[start]

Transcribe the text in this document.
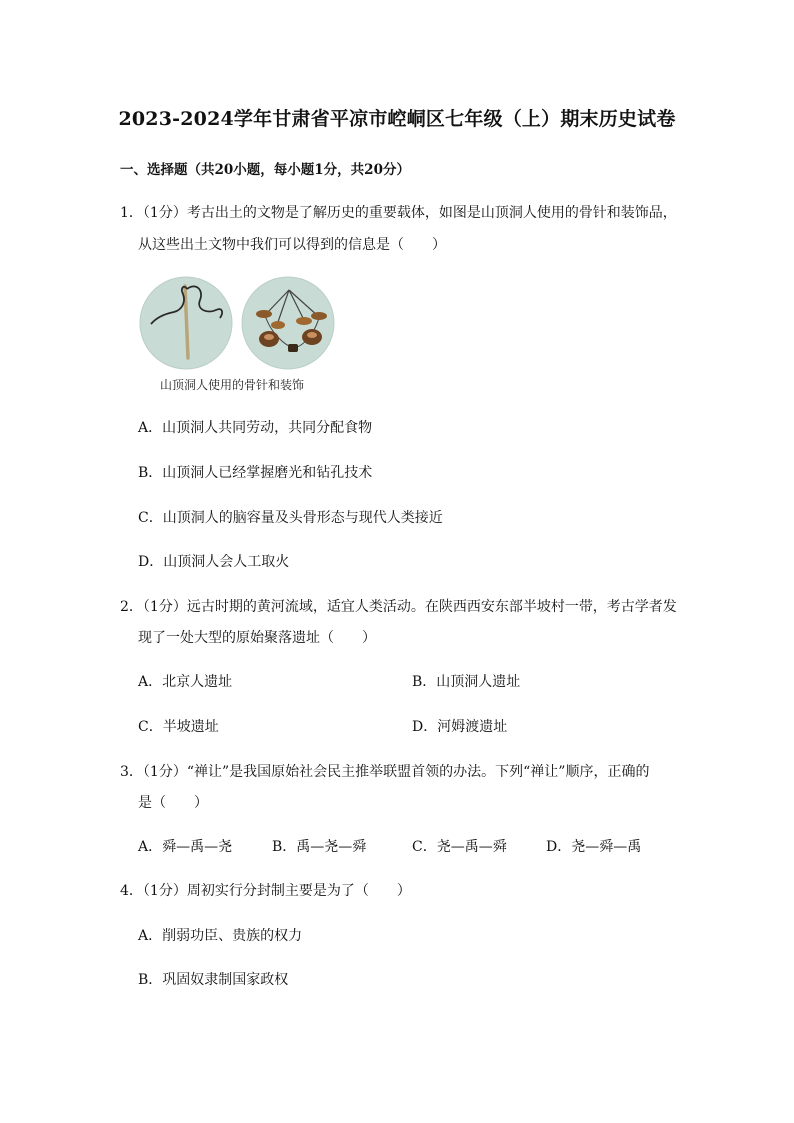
2023-2024学年甘肃省平凉市崆峒区七年级（上）期末历史试卷
一、选择题（共20小题，每小题1分，共20分）
1．（1分）考古出土的文物是了解历史的重要载体，如图是山顶洞人使用的骨针和装饰品，
从这些出土文物中我们可以得到的信息是（　　）
山顶洞人使用的骨针和装饰
A．山顶洞人共同劳动，共同分配食物
B．山顶洞人已经掌握磨光和钻孔技术
C．山顶洞人的脑容量及头骨形态与现代人类接近
D．山顶洞人会人工取火
2．（1分）远古时期的黄河流域，适宜人类活动。在陕西西安东部半坡村一带，考古学者发
现了一处大型的原始聚落遗址（　　）
A．北京人遗址	B．山顶洞人遗址
C．半坡遗址	D．河姆渡遗址
3．（1分）“禅让”是我国原始社会民主推举联盟首领的办法。下列“禅让”顺序，正确的
是（　　）
A．舜—禹—尧	B．禹—尧—舜	C．尧—禹—舜	D．尧—舜—禹
4．（1分）周初实行分封制主要是为了（　　）
A．削弱功臣、贵族的权力
B．巩固奴隶制国家政权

[end]

Skip the images and write out the rest of the listing exactly.

## THE OUTPUT:
Transcribe the text in this document.
2023-2024学年甘肃省平凉市崆峒区七年级（上）期末历史试卷
一、选择题（共20小题，每小题1分，共20分）
1．（1分）考古出土的文物是了解历史的重要载体，如图是山顶洞人使用的骨针和装饰品，
从这些出土文物中我们可以得到的信息是（　　）
山顶洞人使用的骨针和装饰
A．山顶洞人共同劳动，共同分配食物
B．山顶洞人已经掌握磨光和钻孔技术
C．山顶洞人的脑容量及头骨形态与现代人类接近
D．山顶洞人会人工取火
2．（1分）远古时期的黄河流域，适宜人类活动。在陕西西安东部半坡村一带，考古学者发
现了一处大型的原始聚落遗址（　　）
A．北京人遗址	B．山顶洞人遗址
C．半坡遗址	D．河姆渡遗址
3．（1分）“禅让”是我国原始社会民主推举联盟首领的办法。下列“禅让”顺序，正确的
是（　　）
A．舜—禹—尧	B．禹—尧—舜	C．尧—禹—舜	D．尧—舜—禹
4．（1分）周初实行分封制主要是为了（　　）
A．削弱功臣、贵族的权力
B．巩固奴隶制国家政权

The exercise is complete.